INSTRUCTIONS FOR THE TASK: Count the lines containing "houses". Give the number alone.

* BEGIN SUPPLIED RECORDS *

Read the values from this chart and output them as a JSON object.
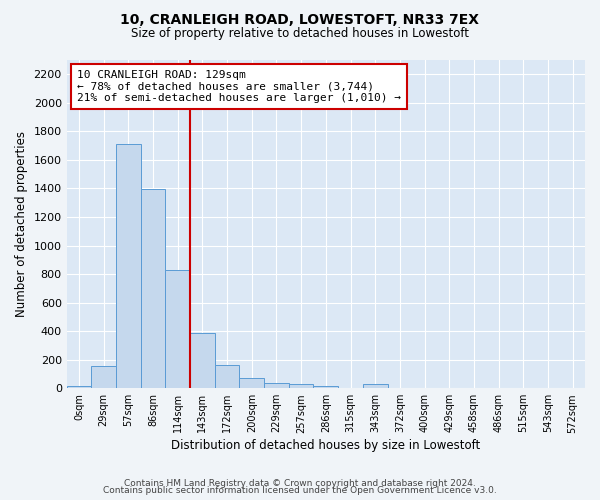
{
  "title": "10, CRANLEIGH ROAD, LOWESTOFT, NR33 7EX",
  "subtitle": "Size of property relative to detached houses in Lowestoft",
  "xlabel": "Distribution of detached houses by size in Lowestoft",
  "ylabel": "Number of detached properties",
  "bar_color": "#c5d8ed",
  "bar_edge_color": "#5a9bd5",
  "background_color": "#dce8f5",
  "grid_color": "#ffffff",
  "fig_bg_color": "#f0f4f8",
  "categories": [
    "0sqm",
    "29sqm",
    "57sqm",
    "86sqm",
    "114sqm",
    "143sqm",
    "172sqm",
    "200sqm",
    "229sqm",
    "257sqm",
    "286sqm",
    "315sqm",
    "343sqm",
    "372sqm",
    "400sqm",
    "429sqm",
    "458sqm",
    "486sqm",
    "515sqm",
    "543sqm",
    "572sqm"
  ],
  "values": [
    18,
    155,
    1710,
    1395,
    830,
    385,
    165,
    70,
    35,
    28,
    18,
    0,
    28,
    0,
    0,
    0,
    0,
    0,
    0,
    0,
    0
  ],
  "ylim": [
    0,
    2300
  ],
  "yticks": [
    0,
    200,
    400,
    600,
    800,
    1000,
    1200,
    1400,
    1600,
    1800,
    2000,
    2200
  ],
  "property_line_x": 4.5,
  "annotation_line1": "10 CRANLEIGH ROAD: 129sqm",
  "annotation_line2": "← 78% of detached houses are smaller (3,744)",
  "annotation_line3": "21% of semi-detached houses are larger (1,010) →",
  "annotation_box_color": "#ffffff",
  "annotation_edge_color": "#cc0000",
  "vline_color": "#cc0000",
  "footer_line1": "Contains HM Land Registry data © Crown copyright and database right 2024.",
  "footer_line2": "Contains public sector information licensed under the Open Government Licence v3.0."
}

* END SUPPLIED RECORDS *

SOLVED PROBLEM: 4